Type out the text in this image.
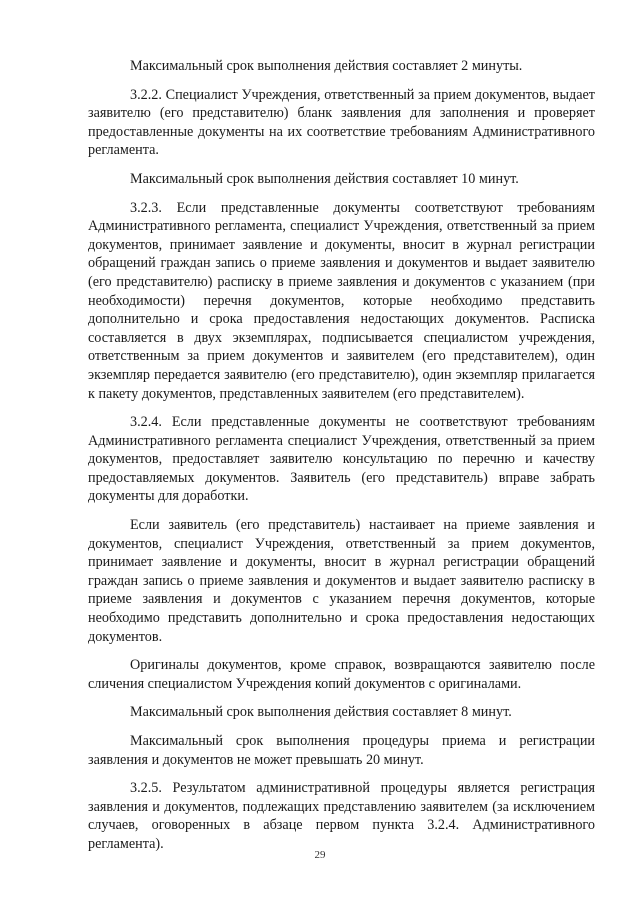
Максимальный срок выполнения действия составляет 2 минуты.

3.2.2. Специалист Учреждения, ответственный за прием документов, выдает заявителю (его представителю) бланк заявления для заполнения и проверяет предоставленные документы на их соответствие требованиям Административного регламента.

Максимальный срок выполнения действия составляет 10 минут.

3.2.3. Если представленные документы соответствуют требованиям Административного регламента, специалист Учреждения, ответственный за прием документов, принимает заявление и документы, вносит в журнал регистрации обращений граждан запись о приеме заявления и документов и выдает заявителю (его представителю) расписку в приеме заявления и документов с указанием (при необходимости) перечня документов, которые необходимо представить дополнительно и срока предоставления недостающих документов. Расписка составляется в двух экземплярах, подписывается специалистом учреждения, ответственным за прием документов и заявителем (его представителем), один экземпляр передается заявителю (его представителю), один экземпляр прилагается к пакету документов, представленных заявителем (его представителем).

3.2.4. Если представленные документы не соответствуют требованиям Административного регламента специалист Учреждения, ответственный за прием документов, предоставляет заявителю консультацию по перечню и качеству предоставляемых документов. Заявитель (его представитель) вправе забрать документы для доработки.

Если заявитель (его представитель) настаивает на приеме заявления и документов, специалист Учреждения, ответственный за прием документов, принимает заявление и документы, вносит в журнал регистрации обращений граждан запись о приеме заявления и документов и выдает заявителю расписку в приеме заявления и документов с указанием перечня документов, которые необходимо представить дополнительно и срока предоставления недостающих документов.

Оригиналы документов, кроме справок, возвращаются заявителю после сличения специалистом Учреждения копий документов с оригиналами.

Максимальный срок выполнения действия составляет 8 минут.

Максимальный срок выполнения процедуры приема и регистрации заявления и документов не может превышать 20 минут.

3.2.5. Результатом административной процедуры является регистрация заявления и документов, подлежащих представлению заявителем (за исключением случаев, оговоренных в абзаце первом пункта 3.2.4. Административного регламента).

29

______

> _Aim_:
Find how many lines in the listing contain the word "Максимальный" and give that count alone.

> _Result below_:
4